Some records:
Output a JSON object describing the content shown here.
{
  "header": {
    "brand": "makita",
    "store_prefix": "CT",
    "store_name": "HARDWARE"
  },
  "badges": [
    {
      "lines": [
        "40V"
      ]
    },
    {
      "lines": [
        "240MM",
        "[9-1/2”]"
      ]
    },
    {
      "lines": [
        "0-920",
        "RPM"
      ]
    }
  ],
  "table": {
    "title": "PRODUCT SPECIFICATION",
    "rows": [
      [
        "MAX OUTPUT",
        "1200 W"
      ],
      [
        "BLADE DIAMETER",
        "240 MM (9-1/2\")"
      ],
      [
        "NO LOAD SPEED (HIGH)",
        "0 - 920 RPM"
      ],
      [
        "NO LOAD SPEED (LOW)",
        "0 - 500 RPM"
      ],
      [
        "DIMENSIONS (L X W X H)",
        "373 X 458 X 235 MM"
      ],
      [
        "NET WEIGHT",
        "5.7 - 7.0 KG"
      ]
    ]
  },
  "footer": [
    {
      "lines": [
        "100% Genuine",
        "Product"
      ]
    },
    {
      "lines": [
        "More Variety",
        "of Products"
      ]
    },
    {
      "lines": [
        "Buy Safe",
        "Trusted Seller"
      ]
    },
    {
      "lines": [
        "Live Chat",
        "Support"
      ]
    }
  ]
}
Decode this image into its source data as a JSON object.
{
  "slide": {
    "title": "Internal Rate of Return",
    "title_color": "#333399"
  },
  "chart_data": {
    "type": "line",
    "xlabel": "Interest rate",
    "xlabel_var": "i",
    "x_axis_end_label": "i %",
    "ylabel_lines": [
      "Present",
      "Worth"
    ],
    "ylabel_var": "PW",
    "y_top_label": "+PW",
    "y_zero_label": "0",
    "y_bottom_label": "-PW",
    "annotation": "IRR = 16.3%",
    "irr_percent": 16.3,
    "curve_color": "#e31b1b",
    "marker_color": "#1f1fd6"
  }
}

Your instructions: State the number of lines in these entries that include the string "object". Provide nothing beyond that number.

Exercise result: 2